Recorded data
"""

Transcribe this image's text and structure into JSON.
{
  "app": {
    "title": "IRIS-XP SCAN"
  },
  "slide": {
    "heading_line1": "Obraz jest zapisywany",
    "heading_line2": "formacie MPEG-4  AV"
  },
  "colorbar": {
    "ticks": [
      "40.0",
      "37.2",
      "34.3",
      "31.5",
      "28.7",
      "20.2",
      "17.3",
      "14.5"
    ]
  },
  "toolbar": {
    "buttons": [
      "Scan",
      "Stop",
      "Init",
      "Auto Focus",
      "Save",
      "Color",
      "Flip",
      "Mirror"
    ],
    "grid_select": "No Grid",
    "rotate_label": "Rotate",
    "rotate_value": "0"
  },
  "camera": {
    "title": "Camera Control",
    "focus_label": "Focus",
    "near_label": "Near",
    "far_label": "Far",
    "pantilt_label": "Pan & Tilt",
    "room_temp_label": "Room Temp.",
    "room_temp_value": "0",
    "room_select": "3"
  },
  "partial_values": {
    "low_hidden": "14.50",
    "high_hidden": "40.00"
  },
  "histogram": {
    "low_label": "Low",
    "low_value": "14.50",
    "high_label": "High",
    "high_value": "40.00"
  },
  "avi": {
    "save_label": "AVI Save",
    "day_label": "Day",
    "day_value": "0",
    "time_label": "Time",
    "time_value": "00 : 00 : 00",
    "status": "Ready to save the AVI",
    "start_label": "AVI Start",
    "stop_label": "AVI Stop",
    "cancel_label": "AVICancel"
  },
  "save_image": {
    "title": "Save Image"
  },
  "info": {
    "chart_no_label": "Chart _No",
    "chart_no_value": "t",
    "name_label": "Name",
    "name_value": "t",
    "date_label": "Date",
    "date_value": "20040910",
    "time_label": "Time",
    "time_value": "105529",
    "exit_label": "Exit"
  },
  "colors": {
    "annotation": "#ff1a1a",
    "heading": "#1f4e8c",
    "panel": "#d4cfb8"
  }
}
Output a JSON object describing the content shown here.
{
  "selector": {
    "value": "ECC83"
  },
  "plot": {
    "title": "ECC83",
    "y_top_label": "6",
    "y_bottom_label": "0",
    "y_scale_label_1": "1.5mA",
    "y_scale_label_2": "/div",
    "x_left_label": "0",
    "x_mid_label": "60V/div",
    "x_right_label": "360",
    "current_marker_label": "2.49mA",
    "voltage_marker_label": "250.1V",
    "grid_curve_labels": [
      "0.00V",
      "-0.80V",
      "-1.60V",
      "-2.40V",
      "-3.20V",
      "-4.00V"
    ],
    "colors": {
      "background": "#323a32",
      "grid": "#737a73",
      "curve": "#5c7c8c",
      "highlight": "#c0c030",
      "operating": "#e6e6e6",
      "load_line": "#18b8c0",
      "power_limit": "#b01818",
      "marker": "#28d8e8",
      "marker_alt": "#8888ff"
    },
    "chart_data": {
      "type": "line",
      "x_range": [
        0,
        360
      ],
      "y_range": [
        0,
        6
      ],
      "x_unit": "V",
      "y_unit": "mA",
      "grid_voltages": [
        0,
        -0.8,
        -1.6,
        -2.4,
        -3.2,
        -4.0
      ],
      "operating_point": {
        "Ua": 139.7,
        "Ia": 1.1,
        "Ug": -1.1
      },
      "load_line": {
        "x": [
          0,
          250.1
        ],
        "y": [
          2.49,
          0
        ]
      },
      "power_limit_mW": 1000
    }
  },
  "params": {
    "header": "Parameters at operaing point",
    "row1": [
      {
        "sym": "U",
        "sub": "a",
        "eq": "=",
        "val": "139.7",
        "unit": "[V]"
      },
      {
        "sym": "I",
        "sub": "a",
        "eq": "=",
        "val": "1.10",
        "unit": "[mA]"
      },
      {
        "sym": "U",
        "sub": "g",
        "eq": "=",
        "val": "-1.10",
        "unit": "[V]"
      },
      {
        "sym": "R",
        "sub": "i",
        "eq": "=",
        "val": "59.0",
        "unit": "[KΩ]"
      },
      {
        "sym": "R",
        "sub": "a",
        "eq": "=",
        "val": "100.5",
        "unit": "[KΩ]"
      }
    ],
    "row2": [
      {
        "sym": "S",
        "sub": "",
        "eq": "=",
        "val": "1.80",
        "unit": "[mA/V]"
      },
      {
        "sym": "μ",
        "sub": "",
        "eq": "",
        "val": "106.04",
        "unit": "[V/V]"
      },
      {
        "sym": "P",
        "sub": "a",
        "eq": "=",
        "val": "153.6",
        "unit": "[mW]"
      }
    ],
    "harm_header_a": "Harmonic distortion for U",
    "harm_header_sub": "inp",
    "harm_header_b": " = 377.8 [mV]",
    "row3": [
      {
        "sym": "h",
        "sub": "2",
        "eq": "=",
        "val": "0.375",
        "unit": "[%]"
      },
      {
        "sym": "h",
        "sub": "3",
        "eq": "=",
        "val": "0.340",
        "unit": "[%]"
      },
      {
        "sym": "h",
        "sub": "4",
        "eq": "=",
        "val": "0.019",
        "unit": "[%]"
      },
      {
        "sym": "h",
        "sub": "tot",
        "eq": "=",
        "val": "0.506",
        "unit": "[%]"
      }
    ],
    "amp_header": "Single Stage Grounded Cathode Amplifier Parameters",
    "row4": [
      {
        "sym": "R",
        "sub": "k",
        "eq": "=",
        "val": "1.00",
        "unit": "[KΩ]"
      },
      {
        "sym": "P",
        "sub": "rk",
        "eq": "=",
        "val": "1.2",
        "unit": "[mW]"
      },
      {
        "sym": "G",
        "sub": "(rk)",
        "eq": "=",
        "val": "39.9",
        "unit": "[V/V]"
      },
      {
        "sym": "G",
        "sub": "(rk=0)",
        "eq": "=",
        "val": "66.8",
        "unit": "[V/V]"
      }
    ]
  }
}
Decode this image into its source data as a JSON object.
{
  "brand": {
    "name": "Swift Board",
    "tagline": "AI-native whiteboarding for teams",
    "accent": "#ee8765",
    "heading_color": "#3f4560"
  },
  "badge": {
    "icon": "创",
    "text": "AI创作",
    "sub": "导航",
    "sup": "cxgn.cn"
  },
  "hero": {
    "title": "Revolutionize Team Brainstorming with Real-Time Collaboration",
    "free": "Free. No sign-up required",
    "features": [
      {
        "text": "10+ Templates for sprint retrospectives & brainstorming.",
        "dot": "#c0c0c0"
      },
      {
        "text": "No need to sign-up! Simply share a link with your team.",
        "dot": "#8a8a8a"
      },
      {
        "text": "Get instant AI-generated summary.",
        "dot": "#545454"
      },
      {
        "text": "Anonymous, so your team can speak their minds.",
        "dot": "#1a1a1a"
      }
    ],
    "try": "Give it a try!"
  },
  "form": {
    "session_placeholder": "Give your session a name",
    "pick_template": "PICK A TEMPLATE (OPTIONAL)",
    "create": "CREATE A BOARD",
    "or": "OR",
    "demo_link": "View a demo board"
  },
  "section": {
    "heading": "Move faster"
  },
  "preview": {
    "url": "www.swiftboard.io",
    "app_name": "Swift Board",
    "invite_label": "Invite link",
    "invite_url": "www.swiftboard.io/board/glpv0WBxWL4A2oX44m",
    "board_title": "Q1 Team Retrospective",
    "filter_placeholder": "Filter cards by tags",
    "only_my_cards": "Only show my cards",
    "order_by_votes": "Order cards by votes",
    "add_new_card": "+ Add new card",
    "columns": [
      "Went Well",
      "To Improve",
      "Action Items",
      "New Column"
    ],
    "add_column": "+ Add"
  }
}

"""

● **The task**: Extract all of the data shown above without alteration.

● **Exercise output**:
Transcribe this image's text and structure into JSON.
{
  "app": {
    "title": "IRIS-XP SCAN"
  },
  "slide": {
    "heading_line1": "Obraz jest zapisywany",
    "heading_line2": "formacie MPEG-4  AV"
  },
  "colorbar": {
    "ticks": [
      "40.0",
      "37.2",
      "34.3",
      "31.5",
      "28.7",
      "20.2",
      "17.3",
      "14.5"
    ]
  },
  "toolbar": {
    "buttons": [
      "Scan",
      "Stop",
      "Init",
      "Auto Focus",
      "Save",
      "Color",
      "Flip",
      "Mirror"
    ],
    "grid_select": "No Grid",
    "rotate_label": "Rotate",
    "rotate_value": "0"
  },
  "camera": {
    "title": "Camera Control",
    "focus_label": "Focus",
    "near_label": "Near",
    "far_label": "Far",
    "pantilt_label": "Pan & Tilt",
    "room_temp_label": "Room Temp.",
    "room_temp_value": "0",
    "room_select": "3"
  },
  "partial_values": {
    "low_hidden": "14.50",
    "high_hidden": "40.00"
  },
  "histogram": {
    "low_label": "Low",
    "low_value": "14.50",
    "high_label": "High",
    "high_value": "40.00"
  },
  "avi": {
    "save_label": "AVI Save",
    "day_label": "Day",
    "day_value": "0",
    "time_label": "Time",
    "time_value": "00 : 00 : 00",
    "status": "Ready to save the AVI",
    "start_label": "AVI Start",
    "stop_label": "AVI Stop",
    "cancel_label": "AVICancel"
  },
  "save_image": {
    "title": "Save Image"
  },
  "info": {
    "chart_no_label": "Chart _No",
    "chart_no_value": "t",
    "name_label": "Name",
    "name_value": "t",
    "date_label": "Date",
    "date_value": "20040910",
    "time_label": "Time",
    "time_value": "105529",
    "exit_label": "Exit"
  },
  "colors": {
    "annotation": "#ff1a1a",
    "heading": "#1f4e8c",
    "panel": "#d4cfb8"
  }
}
Output a JSON object describing the content shown here.
{
  "selector": {
    "value": "ECC83"
  },
  "plot": {
    "title": "ECC83",
    "y_top_label": "6",
    "y_bottom_label": "0",
    "y_scale_label_1": "1.5mA",
    "y_scale_label_2": "/div",
    "x_left_label": "0",
    "x_mid_label": "60V/div",
    "x_right_label": "360",
    "current_marker_label": "2.49mA",
    "voltage_marker_label": "250.1V",
    "grid_curve_labels": [
      "0.00V",
      "-0.80V",
      "-1.60V",
      "-2.40V",
      "-3.20V",
      "-4.00V"
    ],
    "colors": {
      "background": "#323a32",
      "grid": "#737a73",
      "curve": "#5c7c8c",
      "highlight": "#c0c030",
      "operating": "#e6e6e6",
      "load_line": "#18b8c0",
      "power_limit": "#b01818",
      "marker": "#28d8e8",
      "marker_alt": "#8888ff"
    },
    "chart_data": {
      "type": "line",
      "x_range": [
        0,
        360
      ],
      "y_range": [
        0,
        6
      ],
      "x_unit": "V",
      "y_unit": "mA",
      "grid_voltages": [
        0,
        -0.8,
        -1.6,
        -2.4,
        -3.2,
        -4.0
      ],
      "operating_point": {
        "Ua": 139.7,
        "Ia": 1.1,
        "Ug": -1.1
      },
      "load_line": {
        "x": [
          0,
          250.1
        ],
        "y": [
          2.49,
          0
        ]
      },
      "power_limit_mW": 1000
    }
  },
  "params": {
    "header": "Parameters at operaing point",
    "row1": [
      {
        "sym": "U",
        "sub": "a",
        "eq": "=",
        "val": "139.7",
        "unit": "[V]"
      },
      {
        "sym": "I",
        "sub": "a",
        "eq": "=",
        "val": "1.10",
        "unit": "[mA]"
      },
      {
        "sym": "U",
        "sub": "g",
        "eq": "=",
        "val": "-1.10",
        "unit": "[V]"
      },
      {
        "sym": "R",
        "sub": "i",
        "eq": "=",
        "val": "59.0",
        "unit": "[KΩ]"
      },
      {
        "sym": "R",
        "sub": "a",
        "eq": "=",
        "val": "100.5",
        "unit": "[KΩ]"
      }
    ],
    "row2": [
      {
        "sym": "S",
        "sub": "",
        "eq": "=",
        "val": "1.80",
        "unit": "[mA/V]"
      },
      {
        "sym": "μ",
        "sub": "",
        "eq": "",
        "val": "106.04",
        "unit": "[V/V]"
      },
      {
        "sym": "P",
        "sub": "a",
        "eq": "=",
        "val": "153.6",
        "unit": "[mW]"
      }
    ],
    "harm_header_a": "Harmonic distortion for U",
    "harm_header_sub": "inp",
    "harm_header_b": " = 377.8 [mV]",
    "row3": [
      {
        "sym": "h",
        "sub": "2",
        "eq": "=",
        "val": "0.375",
        "unit": "[%]"
      },
      {
        "sym": "h",
        "sub": "3",
        "eq": "=",
        "val": "0.340",
        "unit": "[%]"
      },
      {
        "sym": "h",
        "sub": "4",
        "eq": "=",
        "val": "0.019",
        "unit": "[%]"
      },
      {
        "sym": "h",
        "sub": "tot",
        "eq": "=",
        "val": "0.506",
        "unit": "[%]"
      }
    ],
    "amp_header": "Single Stage Grounded Cathode Amplifier Parameters",
    "row4": [
      {
        "sym": "R",
        "sub": "k",
        "eq": "=",
        "val": "1.00",
        "unit": "[KΩ]"
      },
      {
        "sym": "P",
        "sub": "rk",
        "eq": "=",
        "val": "1.2",
        "unit": "[mW]"
      },
      {
        "sym": "G",
        "sub": "(rk)",
        "eq": "=",
        "val": "39.9",
        "unit": "[V/V]"
      },
      {
        "sym": "G",
        "sub": "(rk=0)",
        "eq": "=",
        "val": "66.8",
        "unit": "[V/V]"
      }
    ]
  }
}
Decode this image into its source data as a JSON object.
{
  "brand": {
    "name": "Swift Board",
    "tagline": "AI-native whiteboarding for teams",
    "accent": "#ee8765",
    "heading_color": "#3f4560"
  },
  "badge": {
    "icon": "创",
    "text": "AI创作",
    "sub": "导航",
    "sup": "cxgn.cn"
  },
  "hero": {
    "title": "Revolutionize Team Brainstorming with Real-Time Collaboration",
    "free": "Free. No sign-up required",
    "features": [
      {
        "text": "10+ Templates for sprint retrospectives & brainstorming.",
        "dot": "#c0c0c0"
      },
      {
        "text": "No need to sign-up! Simply share a link with your team.",
        "dot": "#8a8a8a"
      },
      {
        "text": "Get instant AI-generated summary.",
        "dot": "#545454"
      },
      {
        "text": "Anonymous, so your team can speak their minds.",
        "dot": "#1a1a1a"
      }
    ],
    "try": "Give it a try!"
  },
  "form": {
    "session_placeholder": "Give your session a name",
    "pick_template": "PICK A TEMPLATE (OPTIONAL)",
    "create": "CREATE A BOARD",
    "or": "OR",
    "demo_link": "View a demo board"
  },
  "section": {
    "heading": "Move faster"
  },
  "preview": {
    "url": "www.swiftboard.io",
    "app_name": "Swift Board",
    "invite_label": "Invite link",
    "invite_url": "www.swiftboard.io/board/glpv0WBxWL4A2oX44m",
    "board_title": "Q1 Team Retrospective",
    "filter_placeholder": "Filter cards by tags",
    "only_my_cards": "Only show my cards",
    "order_by_votes": "Order cards by votes",
    "add_new_card": "+ Add new card",
    "columns": [
      "Went Well",
      "To Improve",
      "Action Items",
      "New Column"
    ],
    "add_column": "+ Add"
  }
}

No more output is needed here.